> **Supplied records**
'''
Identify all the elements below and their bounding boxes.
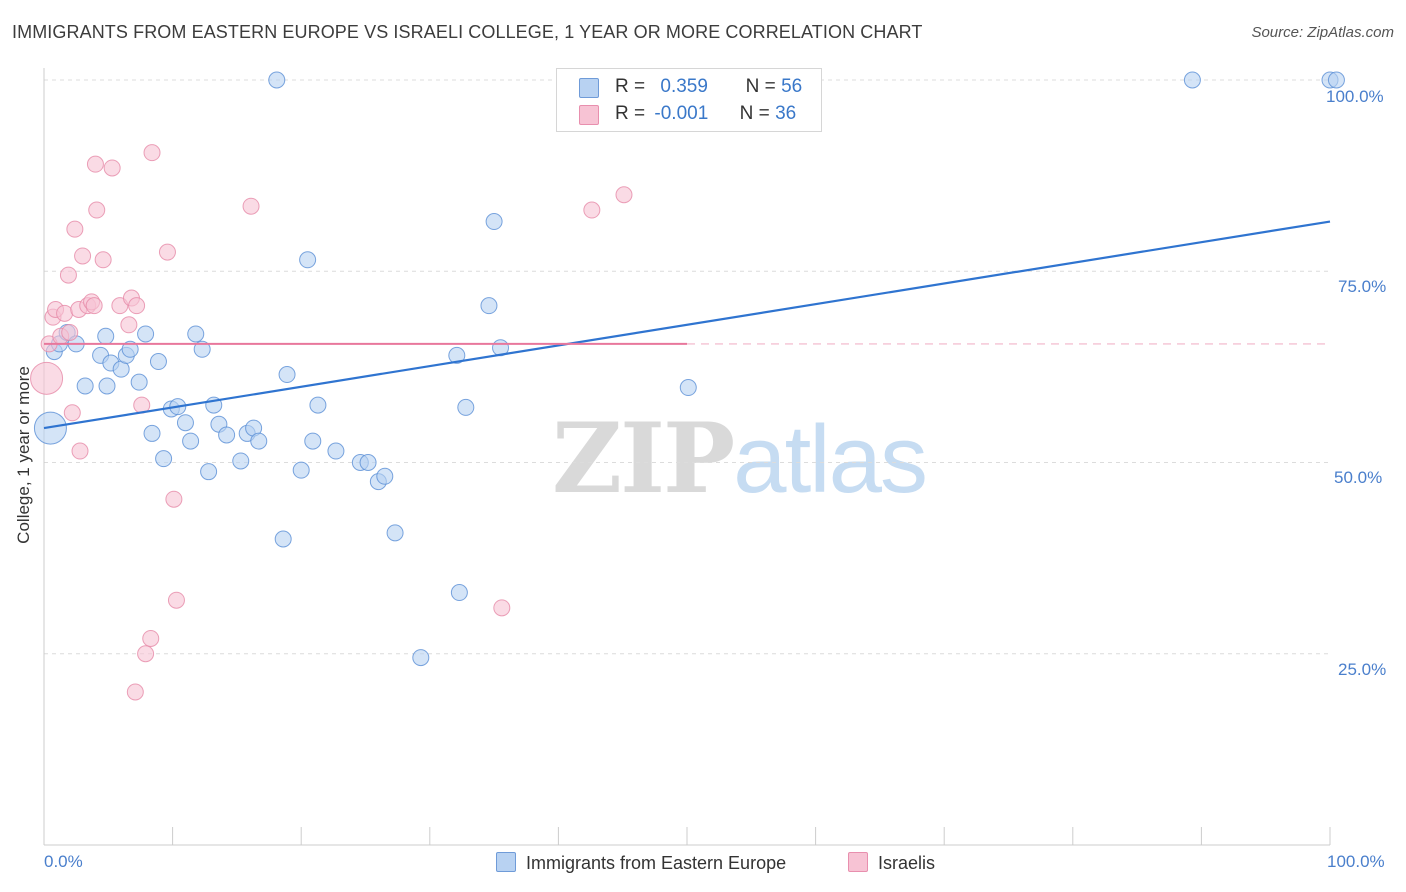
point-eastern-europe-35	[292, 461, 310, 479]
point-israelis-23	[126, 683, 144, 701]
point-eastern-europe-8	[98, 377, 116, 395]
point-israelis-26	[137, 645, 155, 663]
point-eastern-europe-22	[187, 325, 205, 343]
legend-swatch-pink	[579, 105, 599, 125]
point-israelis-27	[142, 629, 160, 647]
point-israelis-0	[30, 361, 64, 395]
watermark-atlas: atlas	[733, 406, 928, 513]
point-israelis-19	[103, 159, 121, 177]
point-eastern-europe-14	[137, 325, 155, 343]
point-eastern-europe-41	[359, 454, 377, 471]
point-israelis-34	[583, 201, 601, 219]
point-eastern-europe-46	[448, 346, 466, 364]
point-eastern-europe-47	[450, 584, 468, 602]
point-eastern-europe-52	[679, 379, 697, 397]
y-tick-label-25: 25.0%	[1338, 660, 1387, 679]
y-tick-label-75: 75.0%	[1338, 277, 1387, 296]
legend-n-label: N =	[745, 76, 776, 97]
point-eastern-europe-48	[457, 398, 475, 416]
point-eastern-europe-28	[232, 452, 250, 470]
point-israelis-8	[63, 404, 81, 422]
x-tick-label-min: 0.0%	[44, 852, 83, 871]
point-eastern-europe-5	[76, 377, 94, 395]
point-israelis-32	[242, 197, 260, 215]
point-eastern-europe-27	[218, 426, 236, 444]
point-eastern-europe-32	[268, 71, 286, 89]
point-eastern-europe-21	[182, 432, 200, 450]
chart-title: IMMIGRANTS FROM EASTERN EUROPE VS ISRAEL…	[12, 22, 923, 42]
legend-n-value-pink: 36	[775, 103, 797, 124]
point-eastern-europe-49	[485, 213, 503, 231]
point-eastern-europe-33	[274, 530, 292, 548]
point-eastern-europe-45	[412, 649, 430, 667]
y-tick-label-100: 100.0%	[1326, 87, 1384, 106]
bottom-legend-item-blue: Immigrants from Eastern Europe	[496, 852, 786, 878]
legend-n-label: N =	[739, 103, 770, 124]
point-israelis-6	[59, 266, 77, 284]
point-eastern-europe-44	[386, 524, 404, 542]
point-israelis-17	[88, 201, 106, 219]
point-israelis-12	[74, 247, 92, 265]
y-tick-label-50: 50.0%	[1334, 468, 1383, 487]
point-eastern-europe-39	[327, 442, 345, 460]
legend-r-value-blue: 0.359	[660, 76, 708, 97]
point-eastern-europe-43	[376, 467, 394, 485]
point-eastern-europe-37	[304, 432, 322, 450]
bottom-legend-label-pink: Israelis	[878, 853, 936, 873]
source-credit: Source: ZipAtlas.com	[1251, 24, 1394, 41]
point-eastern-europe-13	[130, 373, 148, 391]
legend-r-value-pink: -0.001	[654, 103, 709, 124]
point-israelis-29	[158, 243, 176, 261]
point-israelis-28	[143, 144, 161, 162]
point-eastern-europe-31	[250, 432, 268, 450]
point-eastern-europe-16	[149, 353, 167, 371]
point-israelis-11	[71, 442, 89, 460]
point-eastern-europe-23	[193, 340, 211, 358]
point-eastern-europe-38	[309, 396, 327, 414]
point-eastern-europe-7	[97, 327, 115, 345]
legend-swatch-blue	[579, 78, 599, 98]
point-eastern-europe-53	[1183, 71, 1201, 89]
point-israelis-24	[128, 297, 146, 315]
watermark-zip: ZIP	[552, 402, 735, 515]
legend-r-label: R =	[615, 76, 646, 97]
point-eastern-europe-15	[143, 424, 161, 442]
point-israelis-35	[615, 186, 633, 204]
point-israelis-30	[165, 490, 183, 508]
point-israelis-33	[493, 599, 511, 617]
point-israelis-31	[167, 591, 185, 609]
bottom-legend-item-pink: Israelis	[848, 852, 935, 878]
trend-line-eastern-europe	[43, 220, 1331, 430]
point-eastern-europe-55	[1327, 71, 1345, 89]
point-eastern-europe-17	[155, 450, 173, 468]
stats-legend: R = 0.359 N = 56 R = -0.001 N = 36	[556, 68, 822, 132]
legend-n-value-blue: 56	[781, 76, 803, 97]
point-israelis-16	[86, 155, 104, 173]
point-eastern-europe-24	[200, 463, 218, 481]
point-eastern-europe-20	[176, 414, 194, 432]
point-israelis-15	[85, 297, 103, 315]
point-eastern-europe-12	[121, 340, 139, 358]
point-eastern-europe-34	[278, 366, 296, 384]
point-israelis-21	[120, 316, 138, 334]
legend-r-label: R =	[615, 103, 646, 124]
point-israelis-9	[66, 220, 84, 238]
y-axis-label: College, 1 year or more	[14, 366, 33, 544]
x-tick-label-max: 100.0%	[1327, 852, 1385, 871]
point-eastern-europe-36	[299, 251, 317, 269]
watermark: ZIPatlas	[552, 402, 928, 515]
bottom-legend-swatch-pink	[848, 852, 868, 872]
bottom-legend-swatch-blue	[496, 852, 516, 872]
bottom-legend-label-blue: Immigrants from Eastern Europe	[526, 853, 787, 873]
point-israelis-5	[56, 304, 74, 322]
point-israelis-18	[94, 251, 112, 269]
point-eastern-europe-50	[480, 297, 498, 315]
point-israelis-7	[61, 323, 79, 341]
'''
'''
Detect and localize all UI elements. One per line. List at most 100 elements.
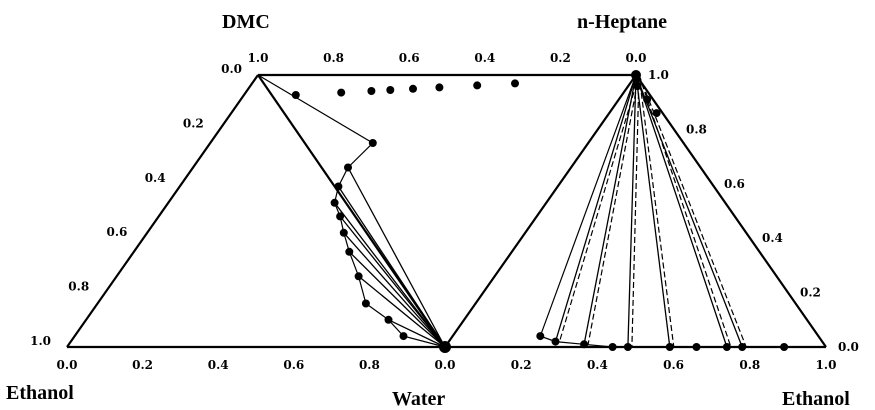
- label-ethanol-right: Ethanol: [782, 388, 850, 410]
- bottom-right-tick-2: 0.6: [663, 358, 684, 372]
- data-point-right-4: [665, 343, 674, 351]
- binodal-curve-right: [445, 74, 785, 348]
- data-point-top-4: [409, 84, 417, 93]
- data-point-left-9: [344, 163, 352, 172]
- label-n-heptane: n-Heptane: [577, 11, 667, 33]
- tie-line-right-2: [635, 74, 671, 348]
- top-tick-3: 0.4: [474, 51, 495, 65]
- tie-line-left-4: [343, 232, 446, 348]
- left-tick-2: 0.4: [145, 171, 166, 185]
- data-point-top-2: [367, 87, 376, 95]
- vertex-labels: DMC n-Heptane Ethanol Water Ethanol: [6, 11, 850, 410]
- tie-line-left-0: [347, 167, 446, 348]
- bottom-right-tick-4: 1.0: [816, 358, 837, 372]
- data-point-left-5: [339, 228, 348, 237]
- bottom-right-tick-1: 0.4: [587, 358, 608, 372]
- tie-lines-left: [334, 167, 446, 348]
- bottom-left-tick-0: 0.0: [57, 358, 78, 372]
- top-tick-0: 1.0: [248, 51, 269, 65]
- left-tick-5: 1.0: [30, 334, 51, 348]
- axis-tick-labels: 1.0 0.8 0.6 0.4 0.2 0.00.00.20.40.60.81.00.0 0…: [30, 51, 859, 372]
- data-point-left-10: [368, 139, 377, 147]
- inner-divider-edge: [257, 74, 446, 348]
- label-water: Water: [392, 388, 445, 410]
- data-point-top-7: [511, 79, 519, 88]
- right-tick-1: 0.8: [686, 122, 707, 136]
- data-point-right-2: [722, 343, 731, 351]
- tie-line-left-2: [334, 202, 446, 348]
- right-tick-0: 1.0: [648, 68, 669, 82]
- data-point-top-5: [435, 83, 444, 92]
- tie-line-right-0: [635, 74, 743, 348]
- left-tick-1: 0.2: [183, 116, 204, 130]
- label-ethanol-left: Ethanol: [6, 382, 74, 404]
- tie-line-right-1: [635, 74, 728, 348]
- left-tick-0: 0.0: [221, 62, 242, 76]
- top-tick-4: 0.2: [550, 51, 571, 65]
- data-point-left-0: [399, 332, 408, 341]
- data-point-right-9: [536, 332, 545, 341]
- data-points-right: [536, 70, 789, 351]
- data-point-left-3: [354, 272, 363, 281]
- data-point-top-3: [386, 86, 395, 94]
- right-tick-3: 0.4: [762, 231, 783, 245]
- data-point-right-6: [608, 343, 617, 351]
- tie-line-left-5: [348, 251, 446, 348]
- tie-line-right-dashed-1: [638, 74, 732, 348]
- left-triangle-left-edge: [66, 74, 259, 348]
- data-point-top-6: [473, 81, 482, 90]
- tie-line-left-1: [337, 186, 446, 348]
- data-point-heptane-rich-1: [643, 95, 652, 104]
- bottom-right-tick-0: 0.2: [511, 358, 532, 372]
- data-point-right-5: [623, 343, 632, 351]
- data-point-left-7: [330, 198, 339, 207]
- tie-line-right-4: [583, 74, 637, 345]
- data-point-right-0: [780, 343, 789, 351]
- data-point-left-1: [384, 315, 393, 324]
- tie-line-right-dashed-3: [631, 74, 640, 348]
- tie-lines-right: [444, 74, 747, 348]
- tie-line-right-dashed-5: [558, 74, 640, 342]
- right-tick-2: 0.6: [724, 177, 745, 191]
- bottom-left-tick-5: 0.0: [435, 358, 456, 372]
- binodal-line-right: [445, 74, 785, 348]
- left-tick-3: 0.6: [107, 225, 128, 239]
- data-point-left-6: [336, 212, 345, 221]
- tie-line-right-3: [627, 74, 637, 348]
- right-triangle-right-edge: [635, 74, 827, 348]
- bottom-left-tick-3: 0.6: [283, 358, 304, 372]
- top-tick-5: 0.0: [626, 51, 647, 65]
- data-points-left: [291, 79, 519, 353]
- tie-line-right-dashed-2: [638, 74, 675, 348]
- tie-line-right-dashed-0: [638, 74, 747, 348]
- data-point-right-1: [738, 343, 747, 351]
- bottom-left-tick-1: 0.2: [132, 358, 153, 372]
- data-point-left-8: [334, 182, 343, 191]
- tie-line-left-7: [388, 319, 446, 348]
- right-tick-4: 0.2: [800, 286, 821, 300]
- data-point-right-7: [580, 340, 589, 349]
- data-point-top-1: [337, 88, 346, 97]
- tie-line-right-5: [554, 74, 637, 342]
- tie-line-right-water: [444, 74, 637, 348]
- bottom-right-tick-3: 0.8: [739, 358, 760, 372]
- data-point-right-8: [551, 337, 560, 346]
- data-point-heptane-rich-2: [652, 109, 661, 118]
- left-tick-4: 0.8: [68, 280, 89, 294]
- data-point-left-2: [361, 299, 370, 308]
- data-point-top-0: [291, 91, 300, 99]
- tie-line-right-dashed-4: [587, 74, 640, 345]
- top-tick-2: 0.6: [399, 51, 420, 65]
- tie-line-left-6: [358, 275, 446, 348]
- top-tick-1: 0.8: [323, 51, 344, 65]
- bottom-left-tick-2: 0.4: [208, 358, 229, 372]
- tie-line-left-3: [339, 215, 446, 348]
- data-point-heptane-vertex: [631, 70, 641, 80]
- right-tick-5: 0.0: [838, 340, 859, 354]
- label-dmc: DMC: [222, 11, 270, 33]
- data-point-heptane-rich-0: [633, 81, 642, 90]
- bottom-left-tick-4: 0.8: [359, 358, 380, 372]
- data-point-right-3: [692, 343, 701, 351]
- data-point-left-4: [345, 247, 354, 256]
'''
> **Task instructions**
Put the lines of the material above into a JSON list of strings, one string per line and no blank lines, starting with the line that contains "461, 310, 479]" and ending with the line that contains "377, 94, 395]", both included.

> **Exercise result**
[
  "point-eastern-europe-35\t[292, 461, 310, 479]",
  "point-israelis-23\t[126, 683, 144, 701]",
  "point-eastern-europe-8\t[98, 377, 116, 395]",
  "point-israelis-26\t[137, 645, 155, 663]",
  "point-eastern-europe-22\t[187, 325, 205, 343]",
  "legend-swatch-pink\t[579, 105, 599, 125]",
  "point-israelis-27\t[142, 629, 160, 647]",
  "point-israelis-0\t[30, 361, 64, 395]",
  "watermark-atlas: atlas\t[733, 406, 928, 513]",
  "point-israelis-19\t[103, 159, 121, 177]",
  "point-eastern-europe-14\t[137, 325, 155, 343]",
  "point-eastern-europe-41\t[359, 454, 377, 471]",
  "point-israelis-34\t[583, 201, 601, 219]",
  "point-eastern-europe-46\t[448, 346, 466, 364]",
  "point-eastern-europe-47\t[450, 584, 468, 602]",
  "point-eastern-europe-52\t[679, 379, 697, 397]",
  "y-tick-label-25: 25.0%\t[1338, 660, 1387, 679]",
  "y-tick-label-75: 75.0%\t[1338, 277, 1387, 296]",
  "legend-n-label: N =\t[745, 76, 776, 97]",
  "point-eastern-europe-48\t[457, 398, 475, 416]",
  "point-eastern-europe-28\t[232, 452, 250, 470]",
  "point-israelis-8\t[63, 404, 81, 422]",
  "x-tick-label-min: 0.0%\t[44, 852, 83, 871]",
  "point-eastern-europe-5\t[76, 377, 94, 395]"
]